What the task requires
Report the count of lines below that include "Japanese", without any other text.

┏━━

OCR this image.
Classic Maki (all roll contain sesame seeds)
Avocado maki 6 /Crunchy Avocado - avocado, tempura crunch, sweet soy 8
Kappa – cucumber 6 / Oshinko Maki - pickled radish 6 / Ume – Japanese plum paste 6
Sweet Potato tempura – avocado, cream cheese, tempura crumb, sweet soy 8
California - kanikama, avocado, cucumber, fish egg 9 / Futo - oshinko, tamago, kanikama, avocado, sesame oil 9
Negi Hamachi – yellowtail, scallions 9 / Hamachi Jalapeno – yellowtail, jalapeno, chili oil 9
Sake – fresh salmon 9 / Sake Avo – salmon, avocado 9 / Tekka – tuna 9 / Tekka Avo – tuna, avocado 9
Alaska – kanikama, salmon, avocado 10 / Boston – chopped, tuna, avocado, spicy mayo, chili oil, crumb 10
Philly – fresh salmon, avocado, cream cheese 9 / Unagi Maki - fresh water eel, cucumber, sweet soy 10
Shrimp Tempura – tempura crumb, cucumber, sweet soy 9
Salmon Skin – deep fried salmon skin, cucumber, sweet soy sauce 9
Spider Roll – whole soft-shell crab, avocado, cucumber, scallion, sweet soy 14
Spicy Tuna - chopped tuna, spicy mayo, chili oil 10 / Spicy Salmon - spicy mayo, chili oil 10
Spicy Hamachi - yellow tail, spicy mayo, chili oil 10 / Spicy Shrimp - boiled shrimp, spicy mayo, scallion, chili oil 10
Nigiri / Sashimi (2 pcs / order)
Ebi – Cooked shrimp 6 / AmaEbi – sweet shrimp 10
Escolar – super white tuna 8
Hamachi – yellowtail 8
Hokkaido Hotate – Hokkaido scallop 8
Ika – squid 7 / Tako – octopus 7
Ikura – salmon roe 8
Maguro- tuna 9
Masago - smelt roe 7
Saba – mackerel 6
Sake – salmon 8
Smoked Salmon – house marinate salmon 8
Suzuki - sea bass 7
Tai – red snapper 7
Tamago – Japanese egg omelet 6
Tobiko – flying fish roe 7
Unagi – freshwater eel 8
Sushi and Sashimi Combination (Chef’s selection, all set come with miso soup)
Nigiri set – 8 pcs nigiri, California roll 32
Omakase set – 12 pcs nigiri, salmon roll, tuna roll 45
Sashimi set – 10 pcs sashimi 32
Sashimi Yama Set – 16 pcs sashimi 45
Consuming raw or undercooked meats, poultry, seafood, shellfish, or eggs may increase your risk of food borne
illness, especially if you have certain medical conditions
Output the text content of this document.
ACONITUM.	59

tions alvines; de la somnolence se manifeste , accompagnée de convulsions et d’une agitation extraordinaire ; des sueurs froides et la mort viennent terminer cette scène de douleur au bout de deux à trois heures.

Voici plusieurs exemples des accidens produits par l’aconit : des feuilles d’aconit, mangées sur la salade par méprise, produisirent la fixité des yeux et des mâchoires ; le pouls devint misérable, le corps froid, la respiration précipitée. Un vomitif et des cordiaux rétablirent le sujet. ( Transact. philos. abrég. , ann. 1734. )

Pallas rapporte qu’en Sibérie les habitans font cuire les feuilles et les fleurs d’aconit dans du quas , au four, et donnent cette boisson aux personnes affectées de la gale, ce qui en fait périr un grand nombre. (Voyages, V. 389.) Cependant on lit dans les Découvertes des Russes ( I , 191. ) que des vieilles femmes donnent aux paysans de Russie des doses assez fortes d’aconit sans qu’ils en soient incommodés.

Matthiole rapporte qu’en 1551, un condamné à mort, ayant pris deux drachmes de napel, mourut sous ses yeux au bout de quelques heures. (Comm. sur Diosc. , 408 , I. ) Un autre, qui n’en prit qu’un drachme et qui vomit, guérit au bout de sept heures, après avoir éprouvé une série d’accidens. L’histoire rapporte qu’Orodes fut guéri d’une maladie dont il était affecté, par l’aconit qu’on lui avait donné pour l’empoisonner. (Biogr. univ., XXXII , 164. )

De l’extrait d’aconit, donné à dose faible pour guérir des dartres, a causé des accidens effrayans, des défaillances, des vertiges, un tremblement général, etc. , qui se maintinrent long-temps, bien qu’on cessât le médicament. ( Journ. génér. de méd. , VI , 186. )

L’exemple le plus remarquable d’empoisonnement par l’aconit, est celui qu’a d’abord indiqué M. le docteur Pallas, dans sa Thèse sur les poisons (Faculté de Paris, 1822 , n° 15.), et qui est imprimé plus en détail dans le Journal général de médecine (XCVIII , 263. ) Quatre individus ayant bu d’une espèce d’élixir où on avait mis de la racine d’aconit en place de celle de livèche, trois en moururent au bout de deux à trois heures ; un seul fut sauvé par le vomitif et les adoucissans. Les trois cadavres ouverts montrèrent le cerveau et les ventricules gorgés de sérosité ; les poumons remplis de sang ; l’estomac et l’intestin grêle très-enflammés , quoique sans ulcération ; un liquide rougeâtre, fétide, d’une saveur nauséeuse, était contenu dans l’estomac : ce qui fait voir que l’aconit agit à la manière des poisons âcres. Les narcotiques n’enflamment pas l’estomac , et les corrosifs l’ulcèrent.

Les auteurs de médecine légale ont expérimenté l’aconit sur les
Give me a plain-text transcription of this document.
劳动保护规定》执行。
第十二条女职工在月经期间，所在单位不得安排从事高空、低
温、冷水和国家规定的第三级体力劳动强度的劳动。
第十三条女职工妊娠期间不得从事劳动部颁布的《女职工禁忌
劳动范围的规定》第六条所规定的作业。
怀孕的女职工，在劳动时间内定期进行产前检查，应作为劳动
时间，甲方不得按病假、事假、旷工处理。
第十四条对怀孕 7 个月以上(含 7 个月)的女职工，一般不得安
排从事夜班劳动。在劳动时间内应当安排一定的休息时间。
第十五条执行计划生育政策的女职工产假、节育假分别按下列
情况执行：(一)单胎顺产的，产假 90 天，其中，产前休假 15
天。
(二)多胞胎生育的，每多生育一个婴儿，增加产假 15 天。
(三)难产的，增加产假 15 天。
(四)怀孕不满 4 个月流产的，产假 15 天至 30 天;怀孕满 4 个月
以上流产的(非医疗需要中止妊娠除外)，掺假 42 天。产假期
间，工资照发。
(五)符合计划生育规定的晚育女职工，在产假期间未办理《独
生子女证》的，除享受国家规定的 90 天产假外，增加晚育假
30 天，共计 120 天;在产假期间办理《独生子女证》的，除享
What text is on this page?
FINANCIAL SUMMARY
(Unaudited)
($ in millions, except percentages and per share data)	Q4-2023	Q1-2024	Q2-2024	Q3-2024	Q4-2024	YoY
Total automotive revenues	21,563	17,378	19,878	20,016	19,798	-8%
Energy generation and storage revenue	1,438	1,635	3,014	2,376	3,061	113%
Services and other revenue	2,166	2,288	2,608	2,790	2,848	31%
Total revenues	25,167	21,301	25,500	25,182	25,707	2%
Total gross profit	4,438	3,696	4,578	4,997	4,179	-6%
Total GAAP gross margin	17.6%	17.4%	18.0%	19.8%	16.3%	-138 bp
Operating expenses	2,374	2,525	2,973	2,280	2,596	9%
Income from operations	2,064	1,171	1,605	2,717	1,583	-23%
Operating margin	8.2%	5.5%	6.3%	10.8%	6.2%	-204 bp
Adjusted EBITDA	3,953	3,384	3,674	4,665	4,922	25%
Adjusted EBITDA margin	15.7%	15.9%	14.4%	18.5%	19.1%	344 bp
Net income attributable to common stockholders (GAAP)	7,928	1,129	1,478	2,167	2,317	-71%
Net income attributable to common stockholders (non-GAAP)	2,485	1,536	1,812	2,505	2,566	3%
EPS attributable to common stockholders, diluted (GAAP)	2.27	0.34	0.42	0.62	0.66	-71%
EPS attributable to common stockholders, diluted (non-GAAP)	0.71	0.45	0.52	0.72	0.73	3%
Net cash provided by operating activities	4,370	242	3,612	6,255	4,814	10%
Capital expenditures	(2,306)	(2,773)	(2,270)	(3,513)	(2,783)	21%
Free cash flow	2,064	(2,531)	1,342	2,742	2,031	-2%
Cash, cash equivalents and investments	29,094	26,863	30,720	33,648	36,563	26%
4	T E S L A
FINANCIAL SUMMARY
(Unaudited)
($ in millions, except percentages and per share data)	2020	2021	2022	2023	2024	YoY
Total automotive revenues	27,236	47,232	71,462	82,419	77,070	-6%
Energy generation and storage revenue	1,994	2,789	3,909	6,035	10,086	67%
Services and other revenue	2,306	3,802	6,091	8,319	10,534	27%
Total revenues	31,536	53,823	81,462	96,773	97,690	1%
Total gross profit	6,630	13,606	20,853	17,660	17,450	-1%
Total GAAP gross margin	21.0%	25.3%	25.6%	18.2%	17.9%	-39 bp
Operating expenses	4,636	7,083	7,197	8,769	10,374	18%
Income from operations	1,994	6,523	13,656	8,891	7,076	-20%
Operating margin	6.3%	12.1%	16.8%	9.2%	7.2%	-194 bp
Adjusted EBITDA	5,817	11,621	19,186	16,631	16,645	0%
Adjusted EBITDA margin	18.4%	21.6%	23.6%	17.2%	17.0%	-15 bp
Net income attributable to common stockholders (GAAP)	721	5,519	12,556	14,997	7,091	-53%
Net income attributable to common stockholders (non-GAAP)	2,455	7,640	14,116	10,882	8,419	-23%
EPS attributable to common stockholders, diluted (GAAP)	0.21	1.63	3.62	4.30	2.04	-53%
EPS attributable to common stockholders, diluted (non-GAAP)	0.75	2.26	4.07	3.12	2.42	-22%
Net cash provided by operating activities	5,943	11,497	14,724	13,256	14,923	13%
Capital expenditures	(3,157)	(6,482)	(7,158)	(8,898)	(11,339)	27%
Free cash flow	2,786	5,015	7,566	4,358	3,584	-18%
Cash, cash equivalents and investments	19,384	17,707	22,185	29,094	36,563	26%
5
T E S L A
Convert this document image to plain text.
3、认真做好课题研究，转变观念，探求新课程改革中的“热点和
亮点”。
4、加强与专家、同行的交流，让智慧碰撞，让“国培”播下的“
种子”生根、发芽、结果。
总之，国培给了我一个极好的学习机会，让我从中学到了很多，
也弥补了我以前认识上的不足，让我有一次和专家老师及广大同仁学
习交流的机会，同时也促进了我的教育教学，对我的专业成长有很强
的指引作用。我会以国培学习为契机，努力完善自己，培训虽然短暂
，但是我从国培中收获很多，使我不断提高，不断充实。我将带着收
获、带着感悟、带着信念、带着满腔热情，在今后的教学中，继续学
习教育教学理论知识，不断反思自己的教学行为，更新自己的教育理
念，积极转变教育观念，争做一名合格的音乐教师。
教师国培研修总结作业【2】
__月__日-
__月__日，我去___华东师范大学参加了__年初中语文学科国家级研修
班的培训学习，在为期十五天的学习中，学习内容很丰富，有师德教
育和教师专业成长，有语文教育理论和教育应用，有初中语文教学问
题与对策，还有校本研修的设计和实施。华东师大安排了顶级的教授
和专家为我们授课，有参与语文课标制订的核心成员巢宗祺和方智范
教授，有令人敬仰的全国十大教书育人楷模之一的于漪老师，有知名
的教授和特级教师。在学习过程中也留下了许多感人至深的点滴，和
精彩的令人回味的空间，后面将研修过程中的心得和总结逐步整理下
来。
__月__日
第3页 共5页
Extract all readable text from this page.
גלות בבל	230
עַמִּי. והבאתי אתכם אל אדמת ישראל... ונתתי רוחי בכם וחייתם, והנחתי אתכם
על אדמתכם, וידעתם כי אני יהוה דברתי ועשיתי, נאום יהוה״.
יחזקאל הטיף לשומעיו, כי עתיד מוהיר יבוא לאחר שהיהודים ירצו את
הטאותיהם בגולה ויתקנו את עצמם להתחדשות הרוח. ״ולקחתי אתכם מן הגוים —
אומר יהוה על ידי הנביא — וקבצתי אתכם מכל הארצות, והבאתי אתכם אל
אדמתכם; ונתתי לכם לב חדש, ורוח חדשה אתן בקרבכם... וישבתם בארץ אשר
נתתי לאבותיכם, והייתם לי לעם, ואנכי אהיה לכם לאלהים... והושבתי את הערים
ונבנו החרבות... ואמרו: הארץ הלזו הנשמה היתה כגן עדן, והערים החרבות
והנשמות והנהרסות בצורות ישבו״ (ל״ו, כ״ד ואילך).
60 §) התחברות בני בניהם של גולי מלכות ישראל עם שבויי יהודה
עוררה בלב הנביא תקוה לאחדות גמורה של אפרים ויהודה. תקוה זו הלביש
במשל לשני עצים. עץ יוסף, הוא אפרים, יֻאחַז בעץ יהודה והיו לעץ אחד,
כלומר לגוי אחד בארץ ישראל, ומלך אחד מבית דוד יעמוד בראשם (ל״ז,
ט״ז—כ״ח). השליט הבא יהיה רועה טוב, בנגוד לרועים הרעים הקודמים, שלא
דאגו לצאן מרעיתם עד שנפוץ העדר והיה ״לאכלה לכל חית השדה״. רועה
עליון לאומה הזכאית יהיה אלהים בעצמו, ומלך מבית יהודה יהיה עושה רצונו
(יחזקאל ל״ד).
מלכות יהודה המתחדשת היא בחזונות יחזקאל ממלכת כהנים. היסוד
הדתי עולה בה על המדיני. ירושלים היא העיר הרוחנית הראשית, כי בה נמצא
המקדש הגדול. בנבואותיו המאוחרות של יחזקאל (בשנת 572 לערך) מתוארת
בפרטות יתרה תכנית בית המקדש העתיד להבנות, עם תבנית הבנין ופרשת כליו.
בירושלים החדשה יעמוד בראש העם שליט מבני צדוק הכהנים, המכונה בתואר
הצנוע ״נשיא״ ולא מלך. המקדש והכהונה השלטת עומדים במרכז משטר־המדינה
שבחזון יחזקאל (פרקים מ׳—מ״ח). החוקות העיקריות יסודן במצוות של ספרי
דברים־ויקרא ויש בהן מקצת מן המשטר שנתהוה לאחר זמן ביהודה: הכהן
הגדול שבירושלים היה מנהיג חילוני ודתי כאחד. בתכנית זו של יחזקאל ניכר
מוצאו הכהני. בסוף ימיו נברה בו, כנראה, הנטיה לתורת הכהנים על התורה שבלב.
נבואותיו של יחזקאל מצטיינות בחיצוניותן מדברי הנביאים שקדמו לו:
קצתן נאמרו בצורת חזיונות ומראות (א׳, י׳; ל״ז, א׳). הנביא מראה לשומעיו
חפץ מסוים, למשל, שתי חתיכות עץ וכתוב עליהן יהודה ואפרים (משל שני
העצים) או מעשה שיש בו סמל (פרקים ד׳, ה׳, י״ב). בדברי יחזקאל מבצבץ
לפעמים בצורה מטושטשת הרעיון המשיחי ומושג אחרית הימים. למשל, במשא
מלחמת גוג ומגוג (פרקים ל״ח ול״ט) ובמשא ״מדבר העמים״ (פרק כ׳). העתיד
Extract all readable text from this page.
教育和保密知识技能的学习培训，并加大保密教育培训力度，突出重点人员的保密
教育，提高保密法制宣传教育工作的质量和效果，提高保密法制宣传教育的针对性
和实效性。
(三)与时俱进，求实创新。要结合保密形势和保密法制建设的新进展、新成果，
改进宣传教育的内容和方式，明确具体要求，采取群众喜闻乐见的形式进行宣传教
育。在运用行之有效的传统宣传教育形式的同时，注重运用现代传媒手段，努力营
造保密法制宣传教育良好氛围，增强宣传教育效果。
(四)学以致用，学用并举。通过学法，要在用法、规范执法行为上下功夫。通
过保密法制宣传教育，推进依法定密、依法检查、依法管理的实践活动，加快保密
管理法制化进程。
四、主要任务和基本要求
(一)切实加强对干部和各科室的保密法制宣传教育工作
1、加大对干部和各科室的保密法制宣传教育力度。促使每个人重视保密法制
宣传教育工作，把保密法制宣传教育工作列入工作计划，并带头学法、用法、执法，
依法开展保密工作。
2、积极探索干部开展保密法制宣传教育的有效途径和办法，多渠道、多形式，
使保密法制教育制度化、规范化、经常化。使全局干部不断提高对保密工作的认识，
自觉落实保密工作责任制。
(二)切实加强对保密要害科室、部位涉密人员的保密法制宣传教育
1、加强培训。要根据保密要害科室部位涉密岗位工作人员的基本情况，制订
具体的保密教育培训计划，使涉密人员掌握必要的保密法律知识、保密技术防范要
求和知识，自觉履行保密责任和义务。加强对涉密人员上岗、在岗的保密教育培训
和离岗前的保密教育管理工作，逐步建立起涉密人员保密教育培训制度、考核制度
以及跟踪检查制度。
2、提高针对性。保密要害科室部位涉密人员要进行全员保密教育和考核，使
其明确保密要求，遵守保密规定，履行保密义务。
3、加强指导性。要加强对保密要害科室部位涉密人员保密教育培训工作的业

┗━━

Answer for this exercise
2